- _Exercise_
The entries follow. Copy every line in which "Входящие" appears.

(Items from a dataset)

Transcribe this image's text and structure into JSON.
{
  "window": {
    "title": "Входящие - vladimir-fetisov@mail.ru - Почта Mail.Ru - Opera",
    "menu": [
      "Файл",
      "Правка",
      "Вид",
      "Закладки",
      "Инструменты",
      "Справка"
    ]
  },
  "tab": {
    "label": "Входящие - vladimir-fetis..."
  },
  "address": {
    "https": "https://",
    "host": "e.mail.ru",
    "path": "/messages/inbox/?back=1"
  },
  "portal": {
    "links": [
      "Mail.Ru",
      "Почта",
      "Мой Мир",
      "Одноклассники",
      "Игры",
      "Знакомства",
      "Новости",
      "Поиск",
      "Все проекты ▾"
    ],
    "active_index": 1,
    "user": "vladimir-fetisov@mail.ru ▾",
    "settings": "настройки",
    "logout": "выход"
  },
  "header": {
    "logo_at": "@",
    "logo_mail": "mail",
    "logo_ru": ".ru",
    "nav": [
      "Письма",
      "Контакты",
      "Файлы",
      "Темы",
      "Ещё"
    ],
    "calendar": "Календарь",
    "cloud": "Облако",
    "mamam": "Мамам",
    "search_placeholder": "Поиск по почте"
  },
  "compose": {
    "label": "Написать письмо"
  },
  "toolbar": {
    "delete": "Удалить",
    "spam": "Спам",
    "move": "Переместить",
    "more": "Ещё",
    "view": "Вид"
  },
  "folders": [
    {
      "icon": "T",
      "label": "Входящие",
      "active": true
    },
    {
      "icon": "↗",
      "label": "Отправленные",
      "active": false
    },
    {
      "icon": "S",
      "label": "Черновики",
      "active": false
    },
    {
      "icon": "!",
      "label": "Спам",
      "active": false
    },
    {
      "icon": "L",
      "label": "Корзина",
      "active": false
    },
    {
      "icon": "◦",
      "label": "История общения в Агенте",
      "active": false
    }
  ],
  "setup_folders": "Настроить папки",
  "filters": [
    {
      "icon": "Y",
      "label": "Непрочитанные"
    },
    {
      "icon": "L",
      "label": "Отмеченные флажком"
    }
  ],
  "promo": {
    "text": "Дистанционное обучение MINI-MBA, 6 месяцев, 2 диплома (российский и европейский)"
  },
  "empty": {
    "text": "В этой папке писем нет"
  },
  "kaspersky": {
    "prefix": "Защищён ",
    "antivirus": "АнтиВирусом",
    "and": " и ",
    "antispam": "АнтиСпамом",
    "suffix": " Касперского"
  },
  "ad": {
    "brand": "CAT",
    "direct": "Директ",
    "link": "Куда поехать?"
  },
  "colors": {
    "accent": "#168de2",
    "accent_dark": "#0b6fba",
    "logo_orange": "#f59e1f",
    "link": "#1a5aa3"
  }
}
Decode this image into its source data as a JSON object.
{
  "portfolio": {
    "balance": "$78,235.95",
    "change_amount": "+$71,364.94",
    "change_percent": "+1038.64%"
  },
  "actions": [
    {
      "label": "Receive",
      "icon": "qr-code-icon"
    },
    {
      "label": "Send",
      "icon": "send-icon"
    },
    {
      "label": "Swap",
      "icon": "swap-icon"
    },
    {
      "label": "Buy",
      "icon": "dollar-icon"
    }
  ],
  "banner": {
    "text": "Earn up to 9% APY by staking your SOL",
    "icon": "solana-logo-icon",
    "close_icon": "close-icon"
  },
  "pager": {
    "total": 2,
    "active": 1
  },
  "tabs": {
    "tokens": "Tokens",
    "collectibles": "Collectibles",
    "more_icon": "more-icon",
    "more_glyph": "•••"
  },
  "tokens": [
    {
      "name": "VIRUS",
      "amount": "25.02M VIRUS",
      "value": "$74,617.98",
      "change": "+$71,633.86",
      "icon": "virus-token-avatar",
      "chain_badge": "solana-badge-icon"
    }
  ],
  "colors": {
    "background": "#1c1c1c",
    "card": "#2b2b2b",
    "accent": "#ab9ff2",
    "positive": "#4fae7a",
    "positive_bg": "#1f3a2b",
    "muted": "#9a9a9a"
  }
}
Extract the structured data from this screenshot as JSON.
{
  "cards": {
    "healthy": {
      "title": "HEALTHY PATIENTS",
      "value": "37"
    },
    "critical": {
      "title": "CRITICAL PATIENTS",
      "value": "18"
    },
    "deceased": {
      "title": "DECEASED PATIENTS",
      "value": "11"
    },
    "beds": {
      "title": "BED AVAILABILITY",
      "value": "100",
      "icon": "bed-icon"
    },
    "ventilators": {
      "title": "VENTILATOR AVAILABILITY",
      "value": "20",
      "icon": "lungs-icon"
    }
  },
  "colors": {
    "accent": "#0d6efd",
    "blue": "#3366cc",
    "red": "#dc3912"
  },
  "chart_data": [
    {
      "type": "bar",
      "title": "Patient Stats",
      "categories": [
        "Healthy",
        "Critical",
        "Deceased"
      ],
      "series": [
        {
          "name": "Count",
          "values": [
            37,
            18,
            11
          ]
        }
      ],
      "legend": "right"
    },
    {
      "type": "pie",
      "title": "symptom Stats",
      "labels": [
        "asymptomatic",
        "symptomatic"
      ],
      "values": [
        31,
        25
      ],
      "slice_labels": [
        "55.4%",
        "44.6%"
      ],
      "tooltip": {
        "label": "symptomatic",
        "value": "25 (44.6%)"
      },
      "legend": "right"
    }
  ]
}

- _Solution to this task_
    "title": "Входящие - vladimir-fetisov@mail.ru - Почта Mail.Ru - Opera",
    "label": "Входящие - vladimir-fetis..."
      "label": "Входящие",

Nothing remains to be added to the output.